— Start —

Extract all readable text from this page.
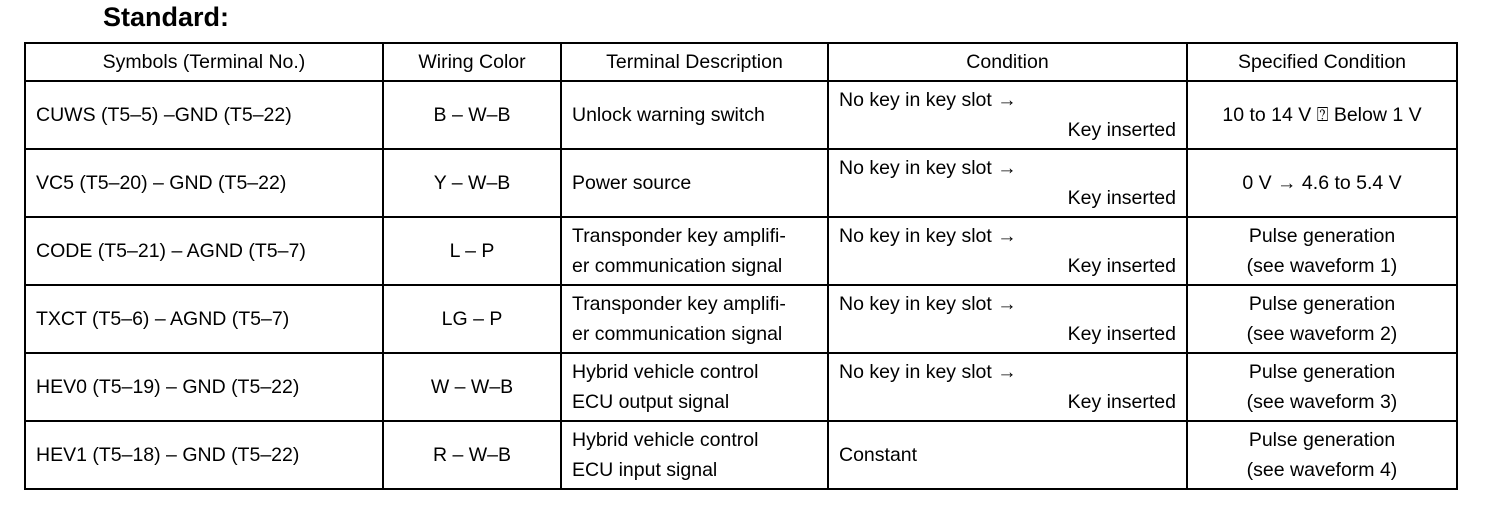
Standard:
Symbols (Terminal No.)	Wiring Color	Terminal Description	Condition	Specified Condition
CUWS (T5–5) –GND (T5–22)	B – W–B	Unlock warning switch	No key in key slot →
Key inserted	10 to 14 V ⍰ Below 1 V

VC5 (T5–20) – GND (T5–22)	Y – W–B	Power source	No key in key slot →
Key inserted	0 V → 4.6 to 5.4 V

CODE (T5–21) – AGND (T5–7)	L – P	Transponder key amplifi-
er communication signal	No key in key slot →
Key inserted	Pulse generation
(see waveform 1)

TXCT (T5–6) – AGND (T5–7)	LG – P	Transponder key amplifi-
er communication signal	No key in key slot →
Key inserted	Pulse generation
(see waveform 2)

HEV0 (T5–19) – GND (T5–22)	W – W–B	Hybrid vehicle control
ECU output signal	No key in key slot →
Key inserted	Pulse generation
(see waveform 3)

HEV1 (T5–18) – GND (T5–22)	R – W–B	Hybrid vehicle control
ECU input signal	Constant	Pulse generation
(see waveform 4)
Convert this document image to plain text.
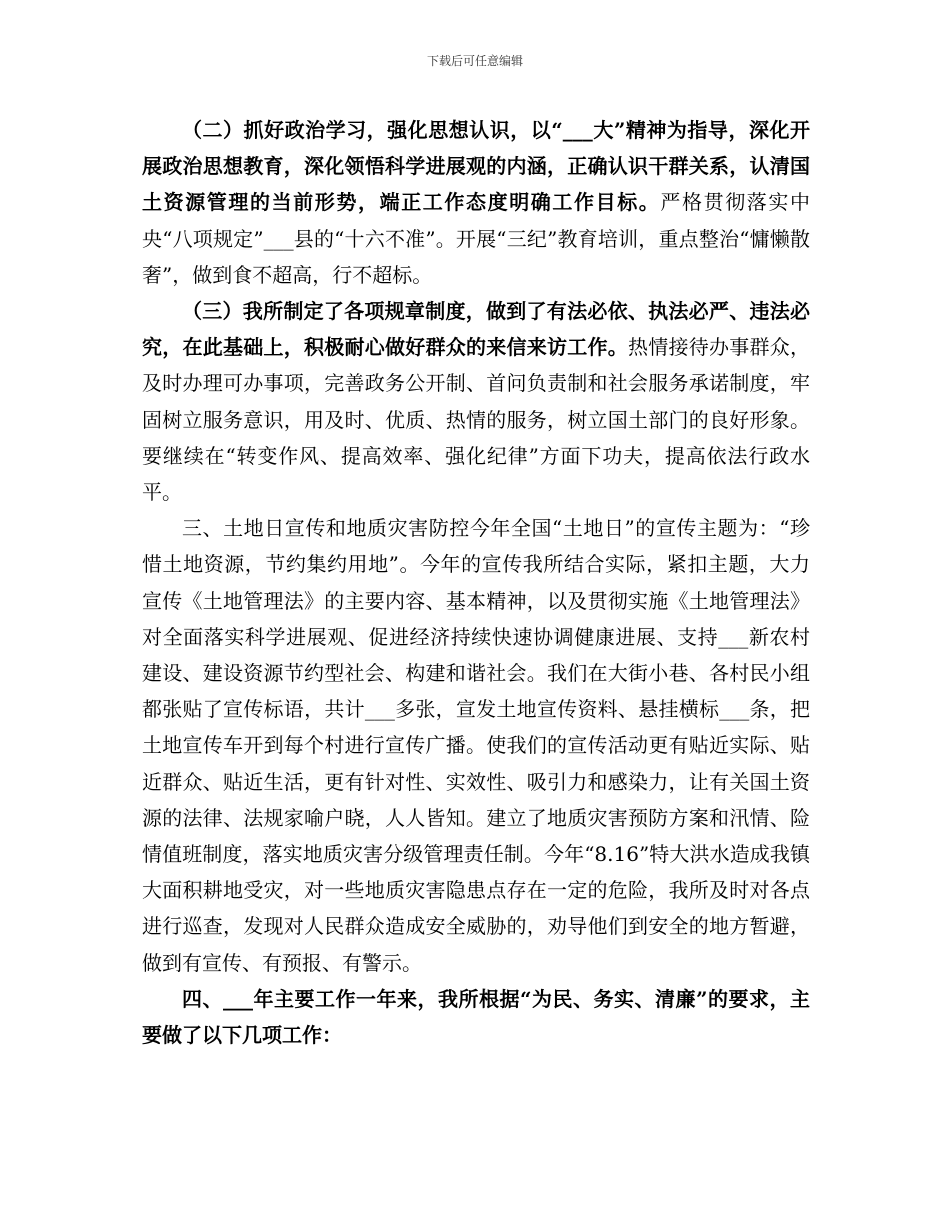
下载后可任意编辑

（二）抓好政治学习，强化思想认识，以“___大”精神为指导，深化开展政治思想教育，深化领悟科学进展观的内涵，正确认识干群关系，认清国土资源管理的当前形势，端正工作态度明确工作目标。严格贯彻落实中央“八项规定”___县的“十六不准”。开展“三纪”教育培训，重点整治“慵懒散奢”，做到食不超高，行不超标。

（三）我所制定了各项规章制度，做到了有法必依、执法必严、违法必究，在此基础上，积极耐心做好群众的来信来访工作。热情接待办事群众，及时办理可办事项，完善政务公开制、首问负责制和社会服务承诺制度，牢固树立服务意识，用及时、优质、热情的服务，树立国土部门的良好形象。要继续在“转变作风、提高效率、强化纪律”方面下功夫，提高依法行政水平。

三、土地日宣传和地质灾害防控今年全国“土地日”的宣传主题为：“珍惜土地资源，节约集约用地”。今年的宣传我所结合实际，紧扣主题，大力宣传《土地管理法》的主要内容、基本精神，以及贯彻实施《土地管理法》对全面落实科学进展观、促进经济持续快速协调健康进展、支持___新农村建设、建设资源节约型社会、构建和谐社会。我们在大街小巷、各村民小组都张贴了宣传标语，共计___多张，宣发土地宣传资料、悬挂横标___条，把土地宣传车开到每个村进行宣传广播。使我们的宣传活动更有贴近实际、贴近群众、贴近生活，更有针对性、实效性、吸引力和感染力，让有关国土资源的法律、法规家喻户晓，人人皆知。建立了地质灾害预防方案和汛情、险情值班制度，落实地质灾害分级管理责任制。今年“8.16”特大洪水造成我镇大面积耕地受灾，对一些地质灾害隐患点存在一定的危险，我所及时对各点进行巡查，发现对人民群众造成安全威胁的，劝导他们到安全的地方暂避，做到有宣传、有预报、有警示。

四、___年主要工作一年来，我所根据“为民、务实、清廉”的要求，主要做了以下几项工作：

— End —

• **REQUIREMENT**: Pick out and copy the lines of the material that include the word "Hybrid".

• **TASK RESULT**:
HEV0 (T5–19) – GND (T5–22)	W – W–B	Hybrid vehicle control
HEV1 (T5–18) – GND (T5–22)	R – W–B	Hybrid vehicle control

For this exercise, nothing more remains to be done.